The entries need to be copied exactly.

--- begin Dataset ---

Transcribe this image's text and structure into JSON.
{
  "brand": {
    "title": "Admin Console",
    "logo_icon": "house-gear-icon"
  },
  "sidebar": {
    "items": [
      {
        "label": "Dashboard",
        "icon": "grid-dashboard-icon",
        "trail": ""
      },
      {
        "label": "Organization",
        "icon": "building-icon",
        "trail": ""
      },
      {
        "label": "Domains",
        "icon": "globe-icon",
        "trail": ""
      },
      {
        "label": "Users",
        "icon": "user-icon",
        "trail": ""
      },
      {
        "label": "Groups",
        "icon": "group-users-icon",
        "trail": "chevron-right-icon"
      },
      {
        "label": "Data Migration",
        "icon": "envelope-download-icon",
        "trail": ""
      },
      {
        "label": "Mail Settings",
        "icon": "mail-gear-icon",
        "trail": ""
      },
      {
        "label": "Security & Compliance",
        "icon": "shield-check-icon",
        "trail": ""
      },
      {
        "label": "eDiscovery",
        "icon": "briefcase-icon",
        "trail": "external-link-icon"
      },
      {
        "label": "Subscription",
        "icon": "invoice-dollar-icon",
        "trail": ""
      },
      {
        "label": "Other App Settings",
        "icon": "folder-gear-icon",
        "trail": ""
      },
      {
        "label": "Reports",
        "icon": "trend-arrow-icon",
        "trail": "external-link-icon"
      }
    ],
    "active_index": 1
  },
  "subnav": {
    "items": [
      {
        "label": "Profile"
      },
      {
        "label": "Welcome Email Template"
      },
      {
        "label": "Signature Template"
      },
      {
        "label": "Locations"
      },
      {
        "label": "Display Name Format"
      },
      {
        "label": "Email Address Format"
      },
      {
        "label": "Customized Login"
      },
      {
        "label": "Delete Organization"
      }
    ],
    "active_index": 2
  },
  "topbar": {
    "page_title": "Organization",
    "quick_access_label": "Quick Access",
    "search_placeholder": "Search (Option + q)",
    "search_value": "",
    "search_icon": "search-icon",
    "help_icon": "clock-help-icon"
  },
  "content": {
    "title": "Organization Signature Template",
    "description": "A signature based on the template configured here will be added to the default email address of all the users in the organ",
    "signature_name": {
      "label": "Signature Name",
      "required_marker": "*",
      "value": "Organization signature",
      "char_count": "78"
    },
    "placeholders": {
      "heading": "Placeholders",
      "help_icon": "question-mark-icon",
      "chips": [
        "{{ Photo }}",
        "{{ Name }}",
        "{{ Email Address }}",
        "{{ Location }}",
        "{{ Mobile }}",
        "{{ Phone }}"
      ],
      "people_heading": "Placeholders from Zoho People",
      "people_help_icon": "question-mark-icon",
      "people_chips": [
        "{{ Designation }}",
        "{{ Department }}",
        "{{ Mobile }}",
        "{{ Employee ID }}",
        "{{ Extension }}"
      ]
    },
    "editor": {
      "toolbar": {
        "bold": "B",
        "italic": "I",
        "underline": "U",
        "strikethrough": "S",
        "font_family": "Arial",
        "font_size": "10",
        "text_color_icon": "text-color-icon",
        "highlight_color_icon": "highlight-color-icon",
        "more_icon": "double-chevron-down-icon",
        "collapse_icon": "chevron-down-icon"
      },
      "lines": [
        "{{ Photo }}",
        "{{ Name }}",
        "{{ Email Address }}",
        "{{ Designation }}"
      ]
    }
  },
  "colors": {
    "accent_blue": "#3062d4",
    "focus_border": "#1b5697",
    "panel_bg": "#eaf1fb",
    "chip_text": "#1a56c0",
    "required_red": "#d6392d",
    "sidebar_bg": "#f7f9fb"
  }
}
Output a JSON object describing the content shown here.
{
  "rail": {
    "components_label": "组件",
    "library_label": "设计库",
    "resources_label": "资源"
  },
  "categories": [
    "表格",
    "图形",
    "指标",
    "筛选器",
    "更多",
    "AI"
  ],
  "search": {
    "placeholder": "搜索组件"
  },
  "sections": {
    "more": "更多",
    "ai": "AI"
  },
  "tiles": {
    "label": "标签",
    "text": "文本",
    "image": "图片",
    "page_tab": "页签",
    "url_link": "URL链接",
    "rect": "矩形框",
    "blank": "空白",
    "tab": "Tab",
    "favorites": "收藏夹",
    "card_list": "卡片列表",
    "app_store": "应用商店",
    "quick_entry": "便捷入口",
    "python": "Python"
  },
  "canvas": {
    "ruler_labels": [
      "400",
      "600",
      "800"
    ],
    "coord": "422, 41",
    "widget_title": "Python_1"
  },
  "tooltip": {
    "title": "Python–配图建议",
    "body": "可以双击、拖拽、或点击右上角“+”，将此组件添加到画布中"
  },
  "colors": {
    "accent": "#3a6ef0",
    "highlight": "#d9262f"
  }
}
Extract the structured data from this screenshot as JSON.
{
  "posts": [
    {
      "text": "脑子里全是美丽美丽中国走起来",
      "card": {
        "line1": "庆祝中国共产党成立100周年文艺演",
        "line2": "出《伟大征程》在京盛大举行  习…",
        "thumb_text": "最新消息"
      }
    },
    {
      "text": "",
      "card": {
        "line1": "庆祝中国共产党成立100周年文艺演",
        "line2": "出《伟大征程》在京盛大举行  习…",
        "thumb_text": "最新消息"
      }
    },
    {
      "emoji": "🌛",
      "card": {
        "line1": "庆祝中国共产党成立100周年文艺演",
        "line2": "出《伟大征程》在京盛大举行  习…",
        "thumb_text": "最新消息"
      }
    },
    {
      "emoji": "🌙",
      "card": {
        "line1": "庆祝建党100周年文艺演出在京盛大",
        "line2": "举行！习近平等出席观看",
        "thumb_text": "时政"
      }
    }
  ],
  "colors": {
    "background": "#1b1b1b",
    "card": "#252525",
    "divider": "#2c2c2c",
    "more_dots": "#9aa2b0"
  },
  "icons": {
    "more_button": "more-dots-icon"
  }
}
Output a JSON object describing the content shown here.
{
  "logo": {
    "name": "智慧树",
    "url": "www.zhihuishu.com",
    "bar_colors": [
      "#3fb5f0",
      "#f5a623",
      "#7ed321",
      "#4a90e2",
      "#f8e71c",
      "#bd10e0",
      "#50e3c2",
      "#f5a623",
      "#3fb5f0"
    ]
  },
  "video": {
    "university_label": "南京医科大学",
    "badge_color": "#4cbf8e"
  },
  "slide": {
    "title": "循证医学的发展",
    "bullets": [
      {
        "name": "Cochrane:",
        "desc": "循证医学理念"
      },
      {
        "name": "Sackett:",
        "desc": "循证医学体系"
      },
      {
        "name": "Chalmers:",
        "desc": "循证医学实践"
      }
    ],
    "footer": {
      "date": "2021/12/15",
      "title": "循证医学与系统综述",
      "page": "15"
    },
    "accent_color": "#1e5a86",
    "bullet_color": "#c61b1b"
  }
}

--- end Dataset ---

The result:
Transcribe this image's text and structure into JSON.
{
  "brand": {
    "title": "Admin Console",
    "logo_icon": "house-gear-icon"
  },
  "sidebar": {
    "items": [
      {
        "label": "Dashboard",
        "icon": "grid-dashboard-icon",
        "trail": ""
      },
      {
        "label": "Organization",
        "icon": "building-icon",
        "trail": ""
      },
      {
        "label": "Domains",
        "icon": "globe-icon",
        "trail": ""
      },
      {
        "label": "Users",
        "icon": "user-icon",
        "trail": ""
      },
      {
        "label": "Groups",
        "icon": "group-users-icon",
        "trail": "chevron-right-icon"
      },
      {
        "label": "Data Migration",
        "icon": "envelope-download-icon",
        "trail": ""
      },
      {
        "label": "Mail Settings",
        "icon": "mail-gear-icon",
        "trail": ""
      },
      {
        "label": "Security & Compliance",
        "icon": "shield-check-icon",
        "trail": ""
      },
      {
        "label": "eDiscovery",
        "icon": "briefcase-icon",
        "trail": "external-link-icon"
      },
      {
        "label": "Subscription",
        "icon": "invoice-dollar-icon",
        "trail": ""
      },
      {
        "label": "Other App Settings",
        "icon": "folder-gear-icon",
        "trail": ""
      },
      {
        "label": "Reports",
        "icon": "trend-arrow-icon",
        "trail": "external-link-icon"
      }
    ],
    "active_index": 1
  },
  "subnav": {
    "items": [
      {
        "label": "Profile"
      },
      {
        "label": "Welcome Email Template"
      },
      {
        "label": "Signature Template"
      },
      {
        "label": "Locations"
      },
      {
        "label": "Display Name Format"
      },
      {
        "label": "Email Address Format"
      },
      {
        "label": "Customized Login"
      },
      {
        "label": "Delete Organization"
      }
    ],
    "active_index": 2
  },
  "topbar": {
    "page_title": "Organization",
    "quick_access_label": "Quick Access",
    "search_placeholder": "Search (Option + q)",
    "search_value": "",
    "search_icon": "search-icon",
    "help_icon": "clock-help-icon"
  },
  "content": {
    "title": "Organization Signature Template",
    "description": "A signature based on the template configured here will be added to the default email address of all the users in the organ",
    "signature_name": {
      "label": "Signature Name",
      "required_marker": "*",
      "value": "Organization signature",
      "char_count": "78"
    },
    "placeholders": {
      "heading": "Placeholders",
      "help_icon": "question-mark-icon",
      "chips": [
        "{{ Photo }}",
        "{{ Name }}",
        "{{ Email Address }}",
        "{{ Location }}",
        "{{ Mobile }}",
        "{{ Phone }}"
      ],
      "people_heading": "Placeholders from Zoho People",
      "people_help_icon": "question-mark-icon",
      "people_chips": [
        "{{ Designation }}",
        "{{ Department }}",
        "{{ Mobile }}",
        "{{ Employee ID }}",
        "{{ Extension }}"
      ]
    },
    "editor": {
      "toolbar": {
        "bold": "B",
        "italic": "I",
        "underline": "U",
        "strikethrough": "S",
        "font_family": "Arial",
        "font_size": "10",
        "text_color_icon": "text-color-icon",
        "highlight_color_icon": "highlight-color-icon",
        "more_icon": "double-chevron-down-icon",
        "collapse_icon": "chevron-down-icon"
      },
      "lines": [
        "{{ Photo }}",
        "{{ Name }}",
        "{{ Email Address }}",
        "{{ Designation }}"
      ]
    }
  },
  "colors": {
    "accent_blue": "#3062d4",
    "focus_border": "#1b5697",
    "panel_bg": "#eaf1fb",
    "chip_text": "#1a56c0",
    "required_red": "#d6392d",
    "sidebar_bg": "#f7f9fb"
  }
}
Output a JSON object describing the content shown here.
{
  "rail": {
    "components_label": "组件",
    "library_label": "设计库",
    "resources_label": "资源"
  },
  "categories": [
    "表格",
    "图形",
    "指标",
    "筛选器",
    "更多",
    "AI"
  ],
  "search": {
    "placeholder": "搜索组件"
  },
  "sections": {
    "more": "更多",
    "ai": "AI"
  },
  "tiles": {
    "label": "标签",
    "text": "文本",
    "image": "图片",
    "page_tab": "页签",
    "url_link": "URL链接",
    "rect": "矩形框",
    "blank": "空白",
    "tab": "Tab",
    "favorites": "收藏夹",
    "card_list": "卡片列表",
    "app_store": "应用商店",
    "quick_entry": "便捷入口",
    "python": "Python"
  },
  "canvas": {
    "ruler_labels": [
      "400",
      "600",
      "800"
    ],
    "coord": "422, 41",
    "widget_title": "Python_1"
  },
  "tooltip": {
    "title": "Python–配图建议",
    "body": "可以双击、拖拽、或点击右上角“+”，将此组件添加到画布中"
  },
  "colors": {
    "accent": "#3a6ef0",
    "highlight": "#d9262f"
  }
}
Extract the structured data from this screenshot as JSON.
{
  "posts": [
    {
      "text": "脑子里全是美丽美丽中国走起来",
      "card": {
        "line1": "庆祝中国共产党成立100周年文艺演",
        "line2": "出《伟大征程》在京盛大举行  习…",
        "thumb_text": "最新消息"
      }
    },
    {
      "text": "",
      "card": {
        "line1": "庆祝中国共产党成立100周年文艺演",
        "line2": "出《伟大征程》在京盛大举行  习…",
        "thumb_text": "最新消息"
      }
    },
    {
      "emoji": "🌛",
      "card": {
        "line1": "庆祝中国共产党成立100周年文艺演",
        "line2": "出《伟大征程》在京盛大举行  习…",
        "thumb_text": "最新消息"
      }
    },
    {
      "emoji": "🌙",
      "card": {
        "line1": "庆祝建党100周年文艺演出在京盛大",
        "line2": "举行！习近平等出席观看",
        "thumb_text": "时政"
      }
    }
  ],
  "colors": {
    "background": "#1b1b1b",
    "card": "#252525",
    "divider": "#2c2c2c",
    "more_dots": "#9aa2b0"
  },
  "icons": {
    "more_button": "more-dots-icon"
  }
}
Output a JSON object describing the content shown here.
{
  "logo": {
    "name": "智慧树",
    "url": "www.zhihuishu.com",
    "bar_colors": [
      "#3fb5f0",
      "#f5a623",
      "#7ed321",
      "#4a90e2",
      "#f8e71c",
      "#bd10e0",
      "#50e3c2",
      "#f5a623",
      "#3fb5f0"
    ]
  },
  "video": {
    "university_label": "南京医科大学",
    "badge_color": "#4cbf8e"
  },
  "slide": {
    "title": "循证医学的发展",
    "bullets": [
      {
        "name": "Cochrane:",
        "desc": "循证医学理念"
      },
      {
        "name": "Sackett:",
        "desc": "循证医学体系"
      },
      {
        "name": "Chalmers:",
        "desc": "循证医学实践"
      }
    ],
    "footer": {
      "date": "2021/12/15",
      "title": "循证医学与系统综述",
      "page": "15"
    },
    "accent_color": "#1e5a86",
    "bullet_color": "#c61b1b"
  }
}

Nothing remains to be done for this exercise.